'''

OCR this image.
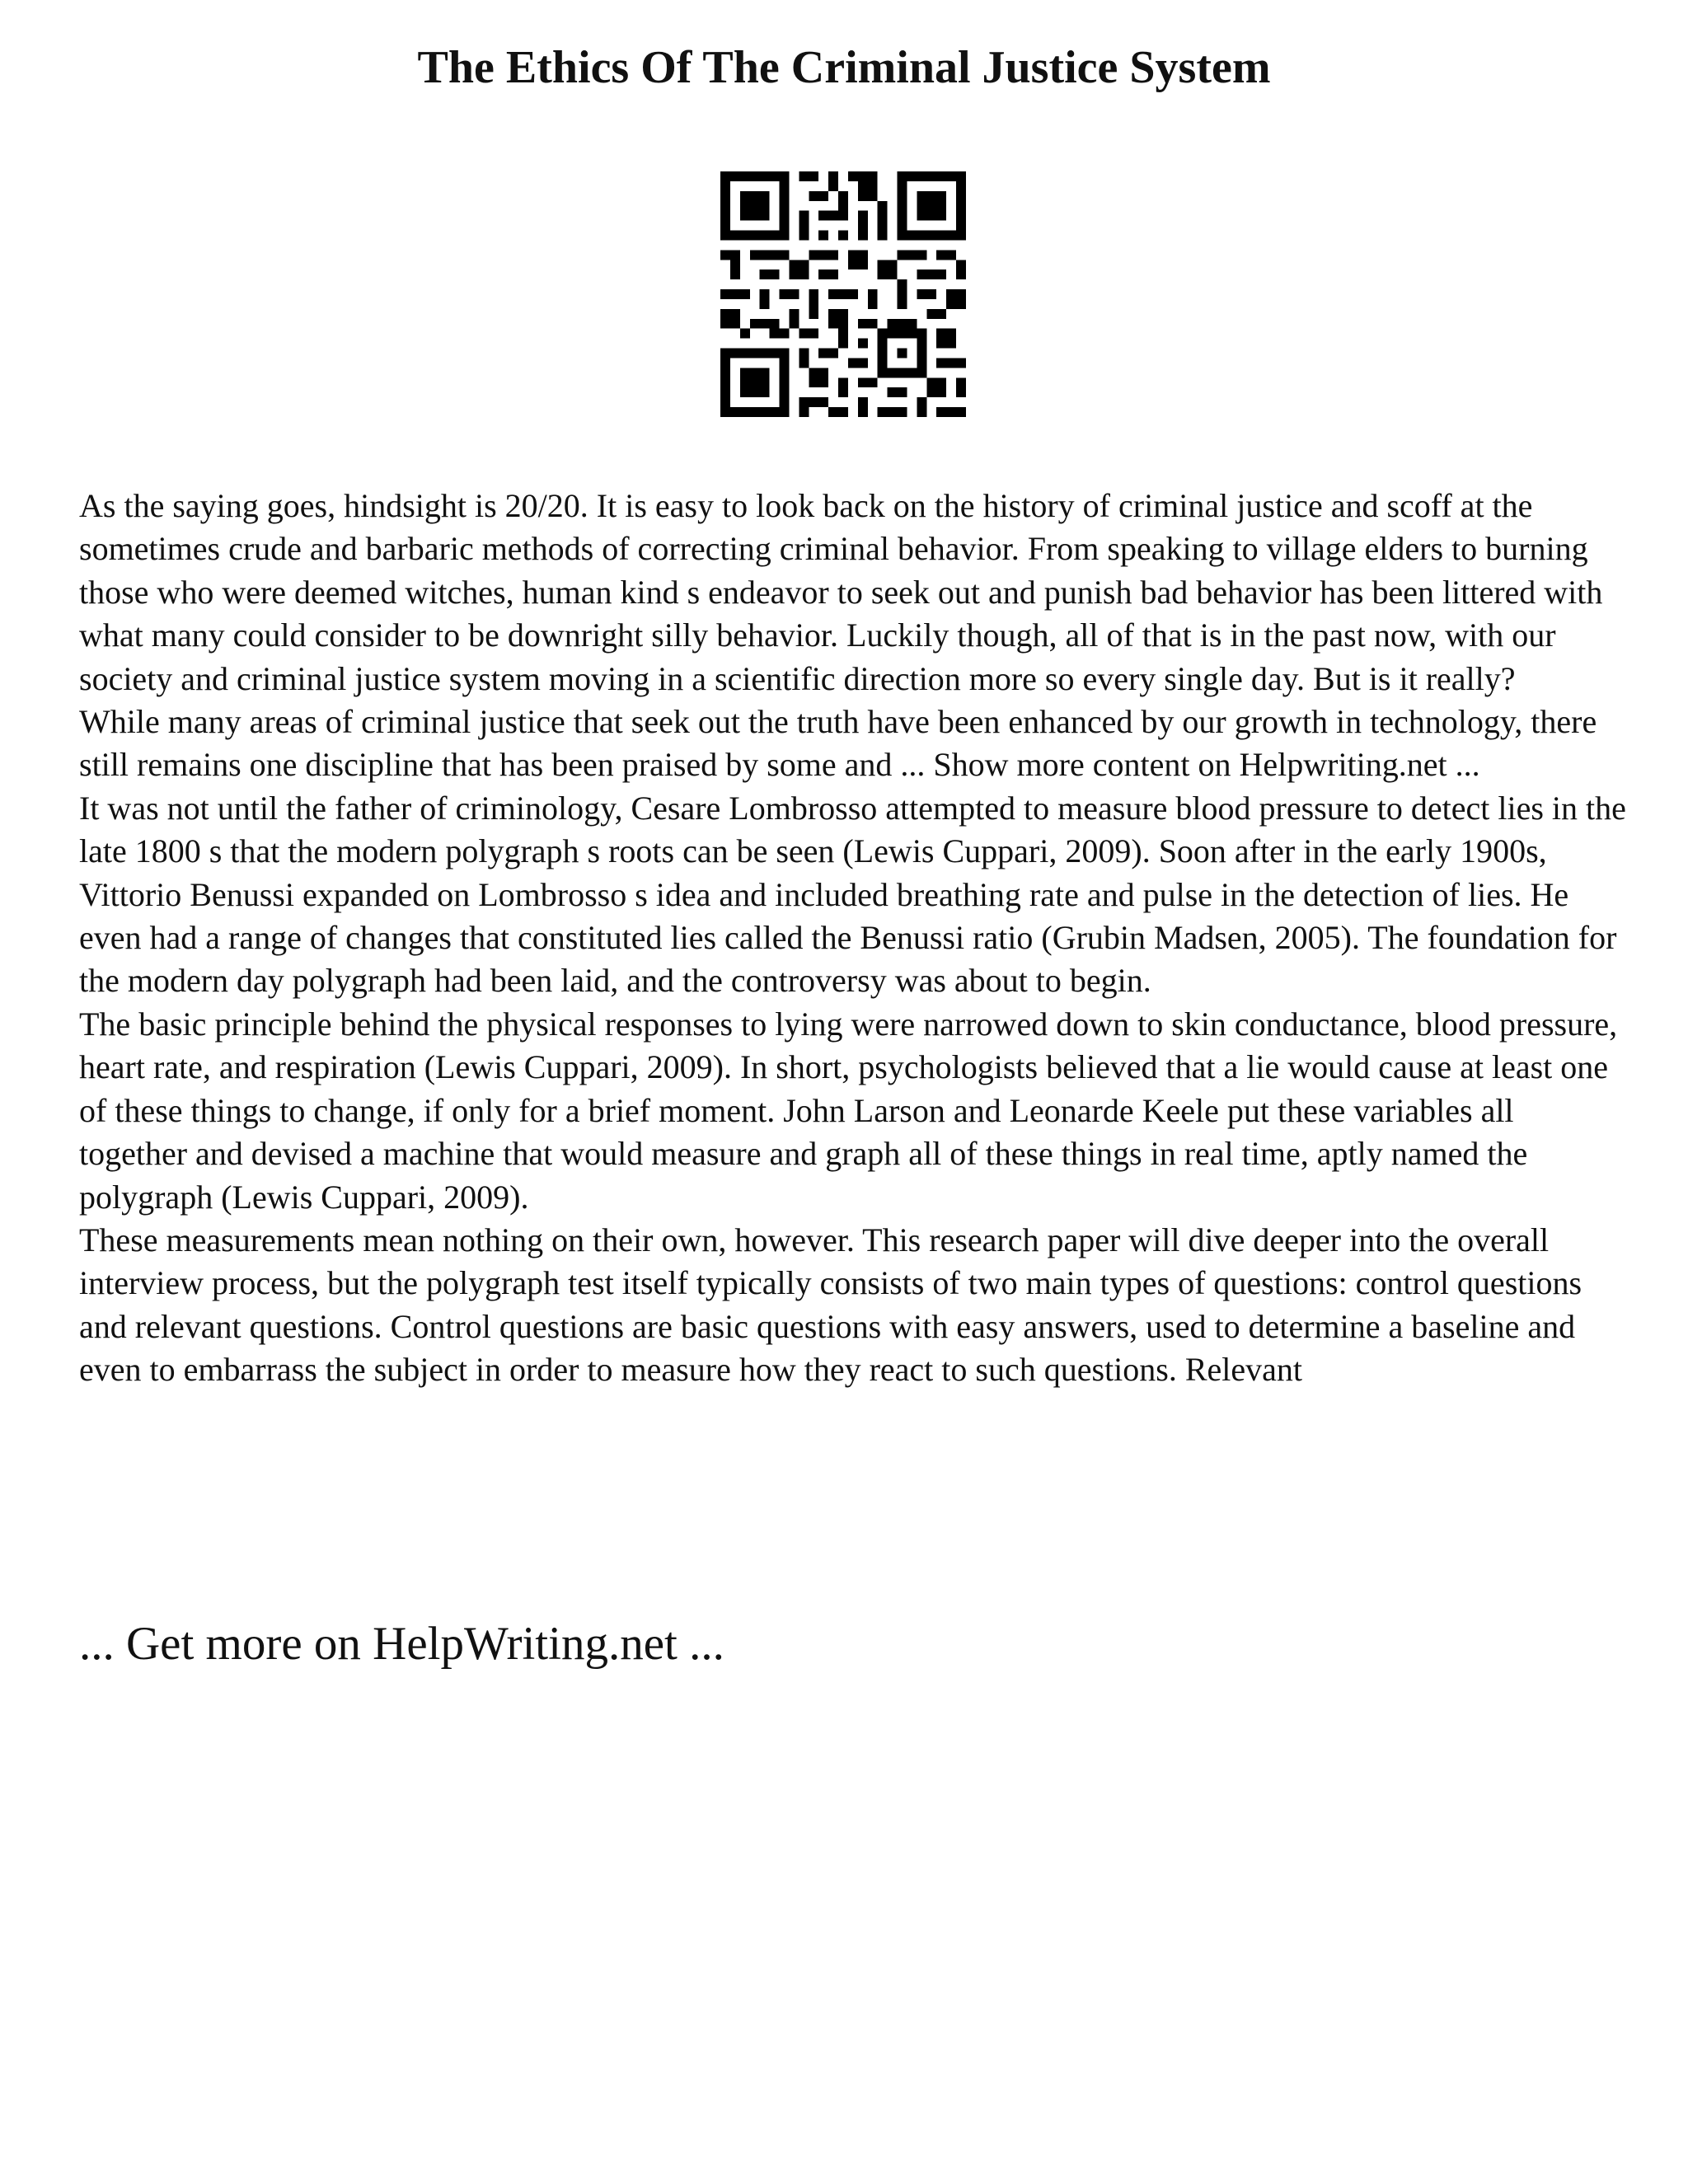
The Ethics Of The Criminal Justice System

As the saying goes, hindsight is 20/20. It is easy to look back on the history of criminal justice and scoff at the sometimes crude and barbaric methods of correcting criminal behavior. From speaking to village elders to burning those who were deemed witches, human kind s endeavor to seek out and punish bad behavior has been littered with what many could consider to be downright silly behavior. Luckily though, all of that is in the past now, with our society and criminal justice system moving in a scientific direction more so every single day. But is it really?

While many areas of criminal justice that seek out the truth have been enhanced by our growth in technology, there still remains one discipline that has been praised by some and ... Show more content on Helpwriting.net ...

It was not until the father of criminology, Cesare Lombrosso attempted to measure blood pressure to detect lies in the late 1800 s that the modern polygraph s roots can be seen (Lewis Cuppari, 2009). Soon after in the early 1900s, Vittorio Benussi expanded on Lombrosso s idea and included breathing rate and pulse in the detection of lies. He even had a range of changes that constituted lies called the Benussi ratio (Grubin Madsen, 2005). The foundation for the modern day polygraph had been laid, and the controversy was about to begin.

The basic principle behind the physical responses to lying were narrowed down to skin conductance, blood pressure, heart rate, and respiration (Lewis Cuppari, 2009). In short, psychologists believed that a lie would cause at least one of these things to change, if only for a brief moment. John Larson and Leonarde Keele put these variables all together and devised a machine that would measure and graph all of these things in real time, aptly named the polygraph (Lewis Cuppari, 2009).

These measurements mean nothing on their own, however. This research paper will dive deeper into the overall interview process, but the polygraph test itself typically consists of two main types of questions: control questions and relevant questions. Control questions are basic questions with easy answers, used to determine a baseline and even to embarrass the subject in order to measure how they react to such questions. Relevant

... Get more on HelpWriting.net ...
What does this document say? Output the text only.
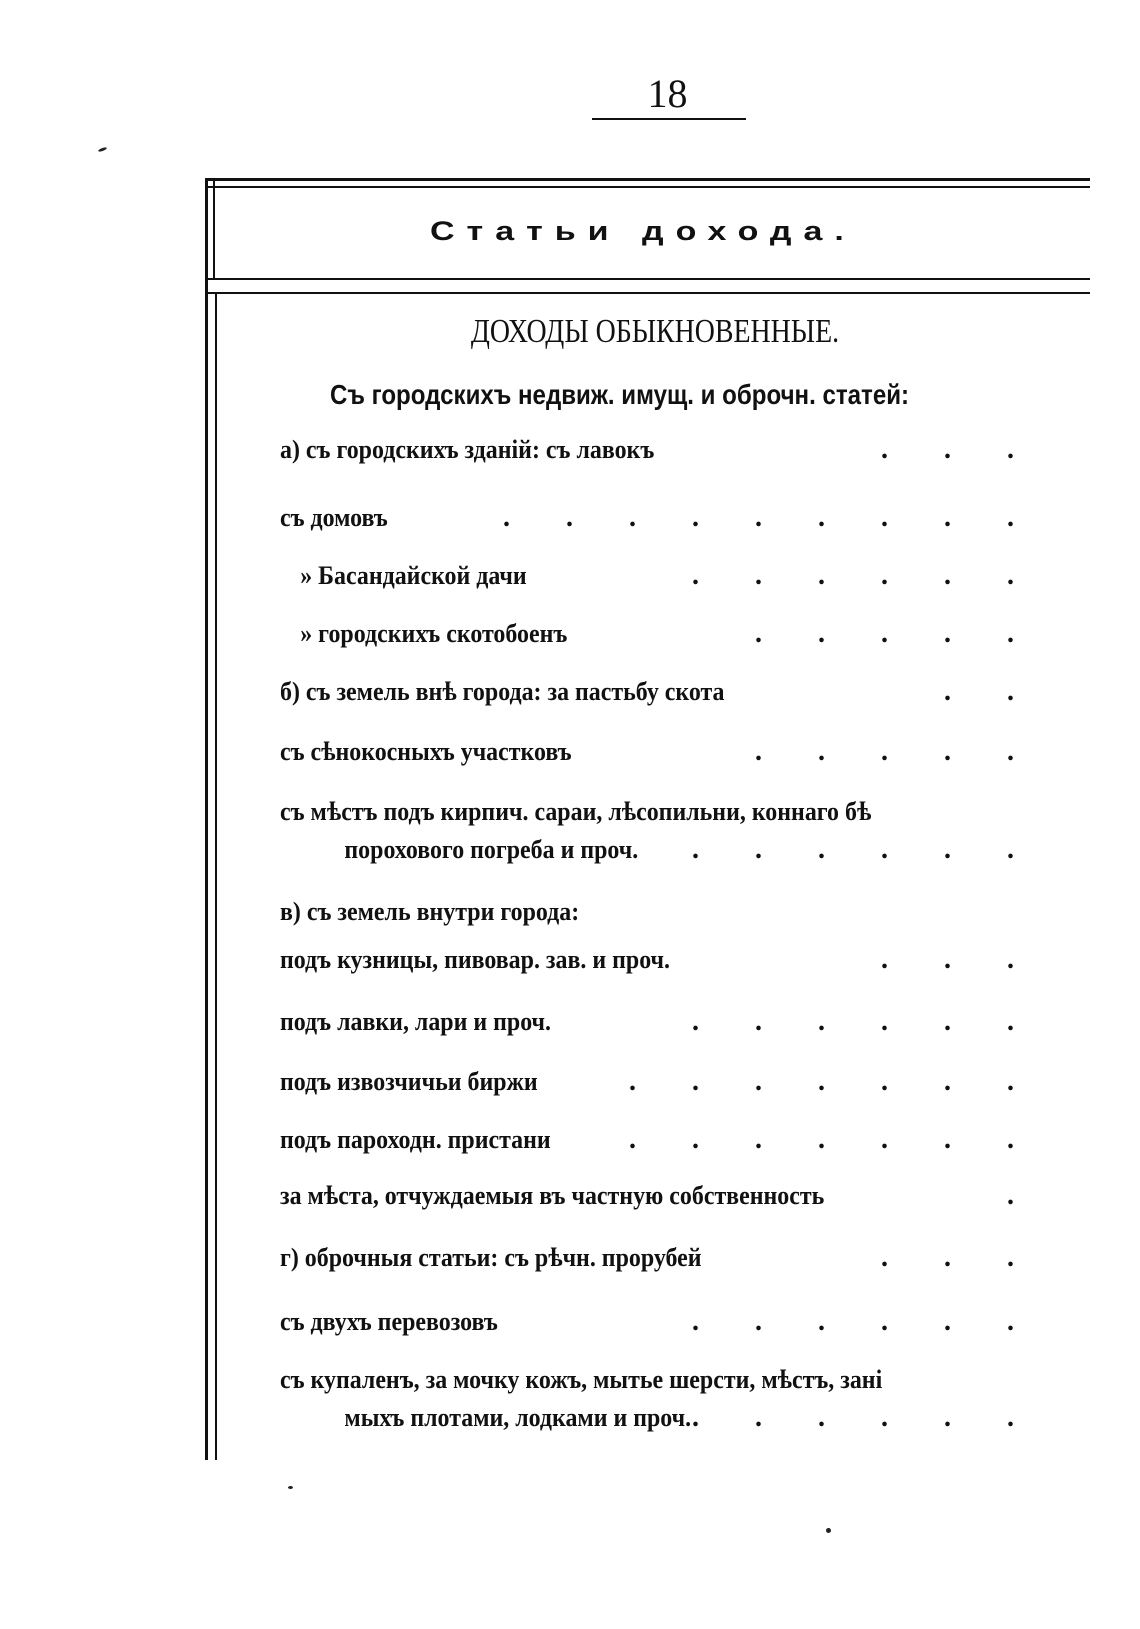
18
Статьи дохода.
ДОХОДЫ ОБЫКНОВЕННЫЕ.
Съ городскихъ недвиж. имущ. и оброчн. статей:
а) съ городскихъ зданій: съ лавокъ	...
съ домовъ	.........
» Басандайской дачи	......
» городскихъ скотобоенъ	.....
б) съ земель внѣ города: за пастьбу скота	..
съ сѣнокосныхъ участковъ	.....
съ мѣстъ подъ кирпич. сараи, лѣсопильни, коннаго бѣ
порохового погреба и проч. ......
в) съ земель внутри города:
подъ кузницы, пивовар. зав. и проч.	...
подъ лавки, лари и проч.	......
подъ извозчичьи биржи	.......
подъ пароходн. пристани	.......
за мѣста, отчуждаемыя въ частную собственность	.
г) оброчныя статьи: съ рѣчн. прорубей	...
съ двухъ перевозовъ	......
съ купаленъ, за мочку кожъ, мытье шерсти, мѣстъ, зані
мыхъ плотами, лодками и проч. ......
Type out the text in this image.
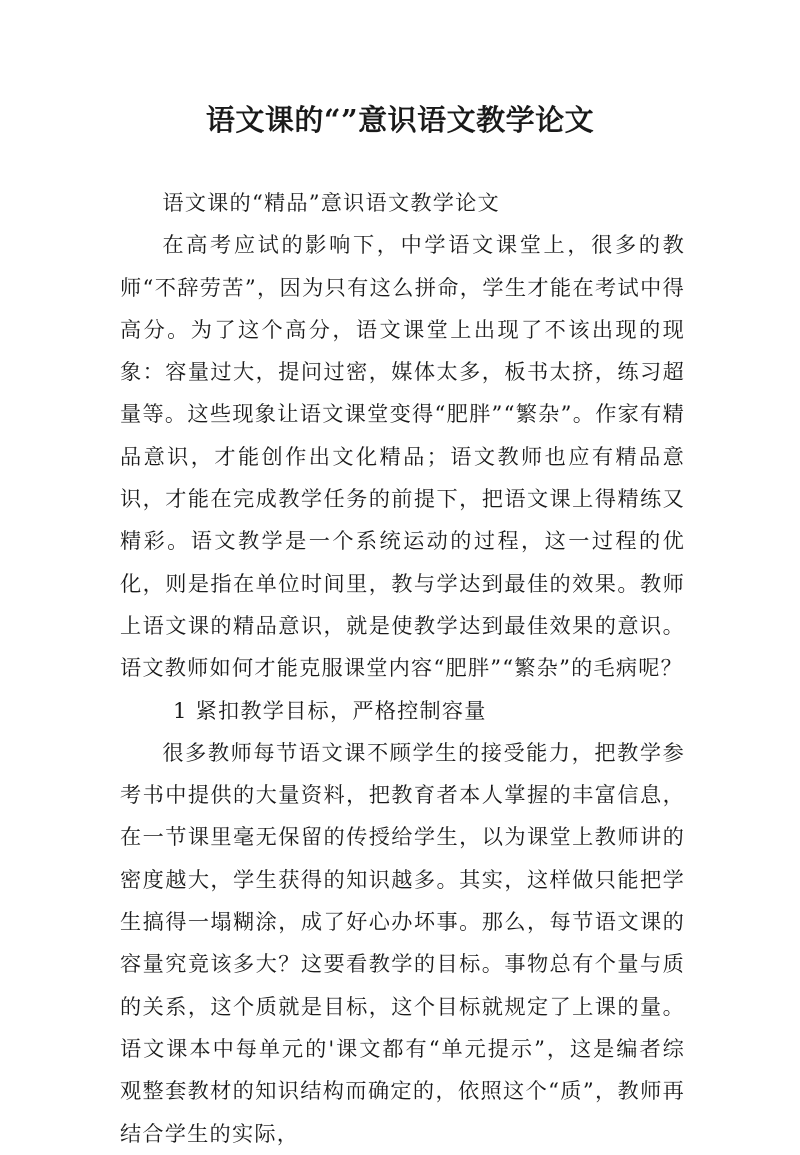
语文课的“”意识语文教学论文

语文课的“精品”意识语文教学论文

在高考应试的影响下，中学语文课堂上，很多的教师“不辞劳苦”，因为只有这么拼命，学生才能在考试中得高分。为了这个高分，语文课堂上出现了不该出现的现象：容量过大，提问过密，媒体太多，板书太挤，练习超量等。这些现象让语文课堂变得“肥胖”“繁杂”。作家有精品意识，才能创作出文化精品；语文教师也应有精品意识，才能在完成教学任务的前提下，把语文课上得精练又精彩。语文教学是一个系统运动的过程，这一过程的优化，则是指在单位时间里，教与学达到最佳的效果。教师上语文课的精品意识，就是使教学达到最佳效果的意识。语文教师如何才能克服课堂内容“肥胖”“繁杂”的毛病呢？

1 紧扣教学目标，严格控制容量

很多教师每节语文课不顾学生的接受能力，把教学参考书中提供的大量资料，把教育者本人掌握的丰富信息，在一节课里毫无保留的传授给学生，以为课堂上教师讲的密度越大，学生获得的知识越多。其实，这样做只能把学生搞得一塌糊涂，成了好心办坏事。那么，每节语文课的容量究竟该多大？这要看教学的目标。事物总有个量与质的关系，这个质就是目标，这个目标就规定了上课的量。语文课本中每单元的'课文都有“单元提示”，这是编者综观整套教材的知识结构而确定的，依照这个“质”，教师再结合学生的实际，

'''

§ Set exercise:
Your answer should be a single number: the count of lines in the listing that contain the word "more".

§ Task answer:
3